(Records from a data source)
------------------------------
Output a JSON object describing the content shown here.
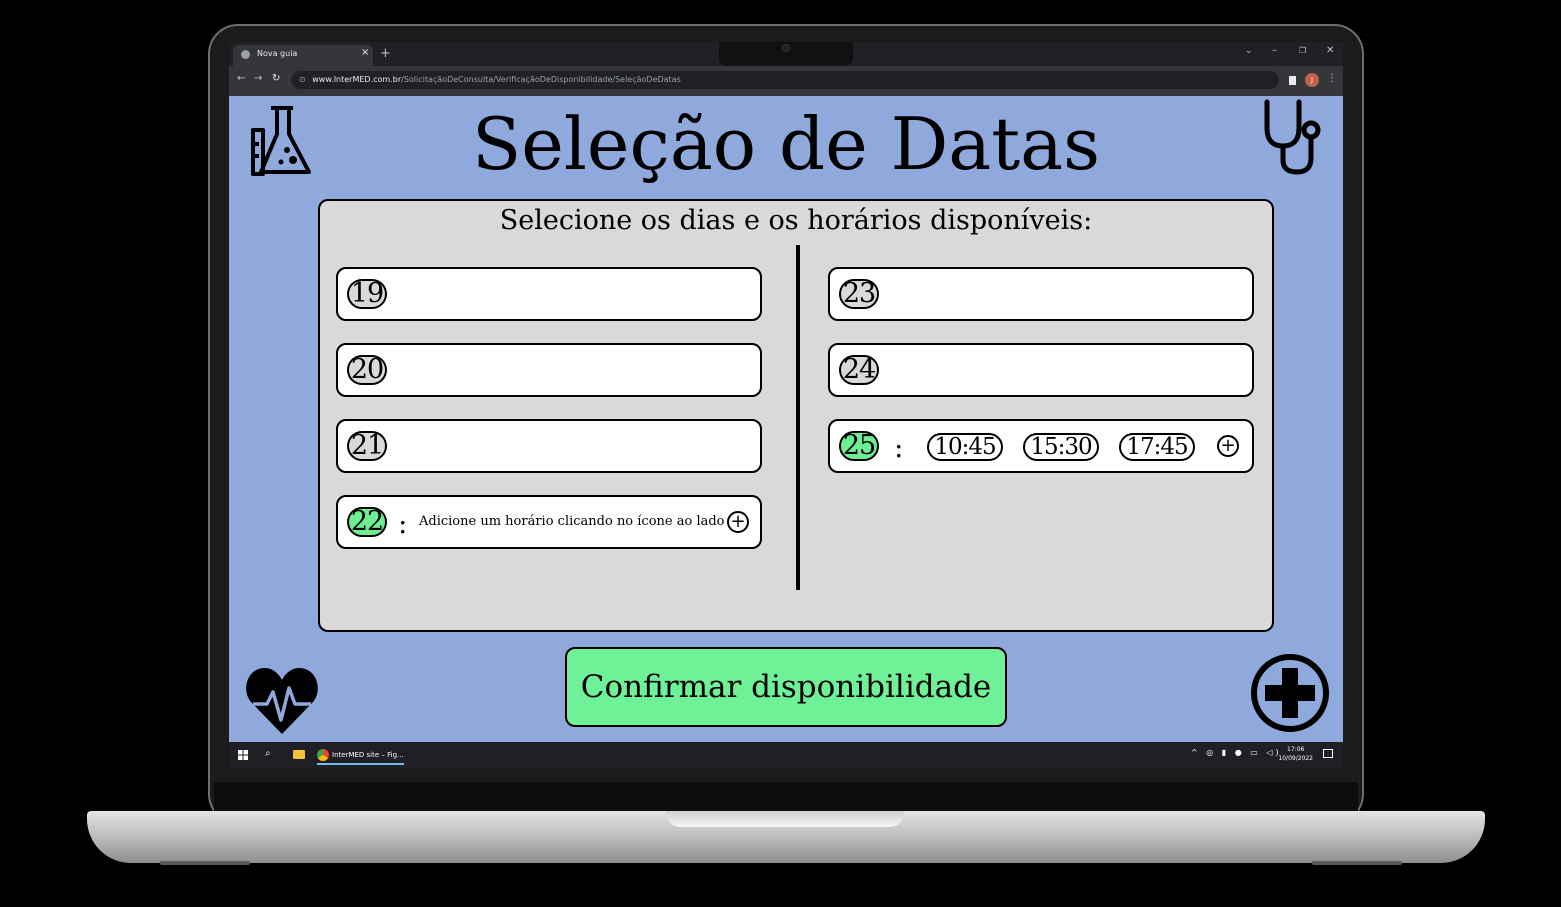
{
  "browser": {
    "tab_title": "Nova guia",
    "url_host": "www.InterMED.com.br",
    "url_path": "/SolicitaçãoDeConsulta/VerificaçãoDeDisponibilidade/SeleçãoDeDatas",
    "profile_initial": "J"
  },
  "page": {
    "title": "Seleção de Datas",
    "subtitle": "Selecione os dias e os horários disponíveis:",
    "confirm_label": "Confirmar disponibilidade"
  },
  "days_left": [
    {
      "day": "19",
      "selected": false
    },
    {
      "day": "20",
      "selected": false
    },
    {
      "day": "21",
      "selected": false
    },
    {
      "day": "22",
      "selected": true,
      "separator": ":",
      "hint": "Adicione um horário clicando no ícone ao lado"
    }
  ],
  "days_right": [
    {
      "day": "23",
      "selected": false
    },
    {
      "day": "24",
      "selected": false
    },
    {
      "day": "25",
      "selected": true,
      "separator": ":",
      "times": [
        "10:45",
        "15:30",
        "17:45"
      ]
    }
  ],
  "taskbar": {
    "app_label": "InterMED site – Fig...",
    "time": "17:06",
    "date": "10/09/2022"
  },
  "icons": [
    "lab-flask-icon",
    "stethoscope-icon",
    "heart-pulse-icon",
    "medical-plus-icon",
    "add-time-icon",
    "windows-start-icon",
    "search-icon",
    "file-explorer-icon",
    "chrome-icon"
  ],
  "colors": {
    "background": "#8fa9dc",
    "panel": "#d9d9d9",
    "selected": "#6cee94",
    "confirm": "#6ef197"
  }
}
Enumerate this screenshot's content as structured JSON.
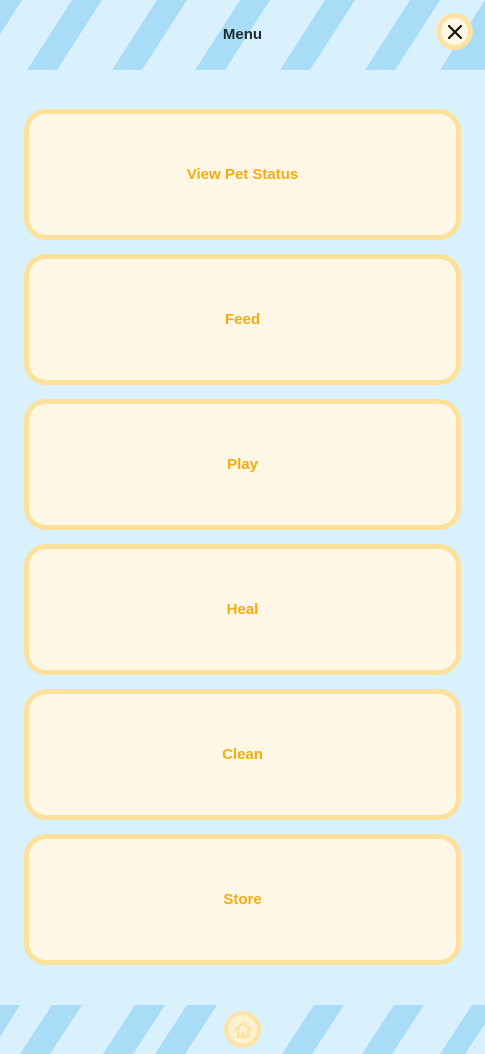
{
  "header": {
    "title": "Menu",
    "close_icon": "close-icon"
  },
  "menu": {
    "items": [
      {
        "label": "View Pet Status"
      },
      {
        "label": "Feed"
      },
      {
        "label": "Play"
      },
      {
        "label": "Heal"
      },
      {
        "label": "Clean"
      },
      {
        "label": "Store"
      }
    ]
  },
  "footer": {
    "home_icon": "home-icon"
  },
  "colors": {
    "background": "#d8f1fc",
    "stripe": "#a9dcf6",
    "button_fill": "#fff7e5",
    "button_border": "#fde09a",
    "button_text": "#f4ad10",
    "title_text": "#1f2a33"
  }
}
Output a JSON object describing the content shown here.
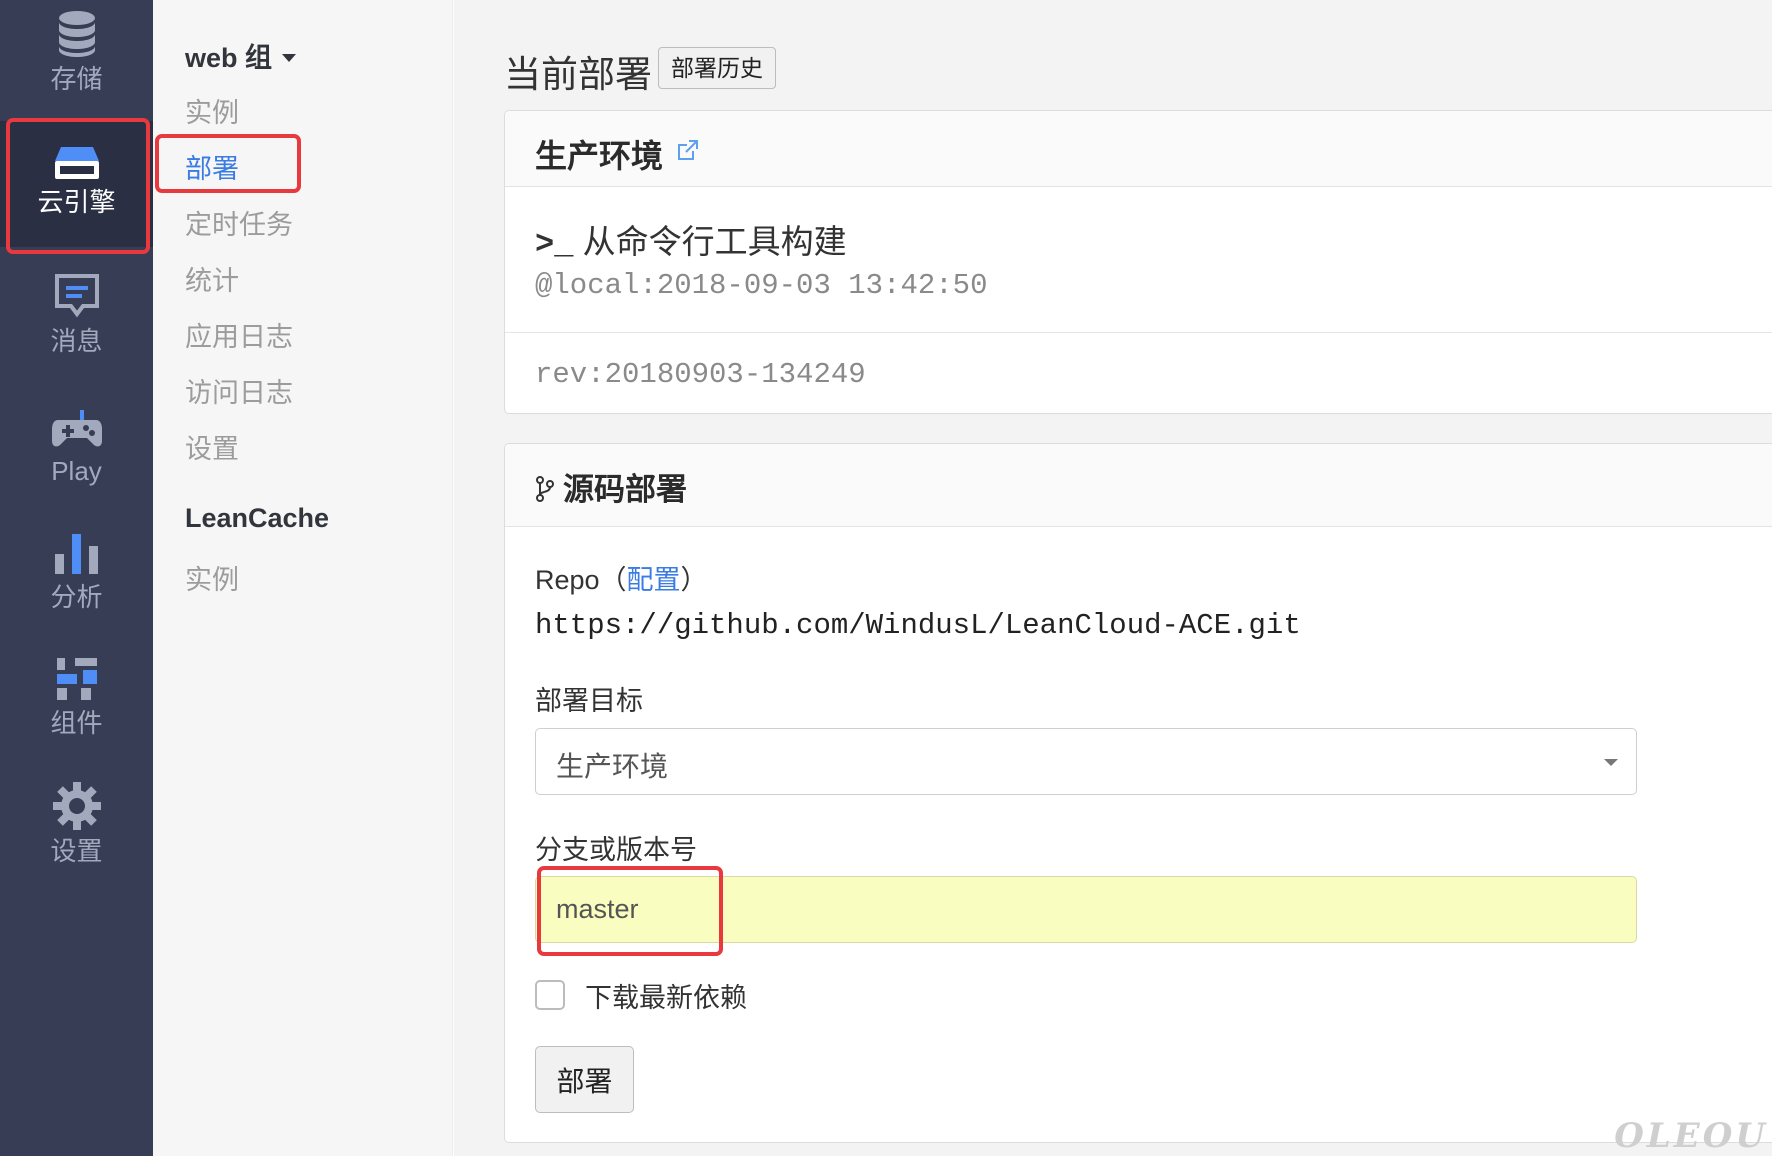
------------------------------
TASK DESCRIPTION => Write out the data precisely as given, excluding the pictures.

REPLY =>
Output a JSON object describing the content shown here.
{
  "browser": {
    "tab_title": "Nova guia",
    "url_host": "www.InterMED.com.br",
    "url_path": "/SolicitaçãoDeConsulta/VerificaçãoDeDisponibilidade/SeleçãoDeDatas",
    "profile_initial": "J"
  },
  "page": {
    "title": "Seleção de Datas",
    "subtitle": "Selecione os dias e os horários disponíveis:",
    "confirm_label": "Confirmar disponibilidade"
  },
  "days_left": [
    {
      "day": "19",
      "selected": false
    },
    {
      "day": "20",
      "selected": false
    },
    {
      "day": "21",
      "selected": false
    },
    {
      "day": "22",
      "selected": true,
      "separator": ":",
      "hint": "Adicione um horário clicando no ícone ao lado"
    }
  ],
  "days_right": [
    {
      "day": "23",
      "selected": false
    },
    {
      "day": "24",
      "selected": false
    },
    {
      "day": "25",
      "selected": true,
      "separator": ":",
      "times": [
        "10:45",
        "15:30",
        "17:45"
      ]
    }
  ],
  "taskbar": {
    "app_label": "InterMED site – Fig...",
    "time": "17:06",
    "date": "10/09/2022"
  },
  "icons": [
    "lab-flask-icon",
    "stethoscope-icon",
    "heart-pulse-icon",
    "medical-plus-icon",
    "add-time-icon",
    "windows-start-icon",
    "search-icon",
    "file-explorer-icon",
    "chrome-icon"
  ],
  "colors": {
    "background": "#8fa9dc",
    "panel": "#d9d9d9",
    "selected": "#6cee94",
    "confirm": "#6ef197"
  }
}
Enumerate this screenshot's content as structured JSON.
{
  "header": {
    "title": "Menu",
    "close_icon": "close-icon"
  },
  "menu": {
    "items": [
      {
        "label": "View Pet Status"
      },
      {
        "label": "Feed"
      },
      {
        "label": "Play"
      },
      {
        "label": "Heal"
      },
      {
        "label": "Clean"
      },
      {
        "label": "Store"
      }
    ]
  },
  "footer": {
    "home_icon": "home-icon"
  },
  "colors": {
    "background": "#d8f1fc",
    "stripe": "#a9dcf6",
    "button_fill": "#fff7e5",
    "button_border": "#fde09a",
    "button_text": "#f4ad10",
    "title_text": "#1f2a33"
  }
}
Output a JSON object describing the content shown here.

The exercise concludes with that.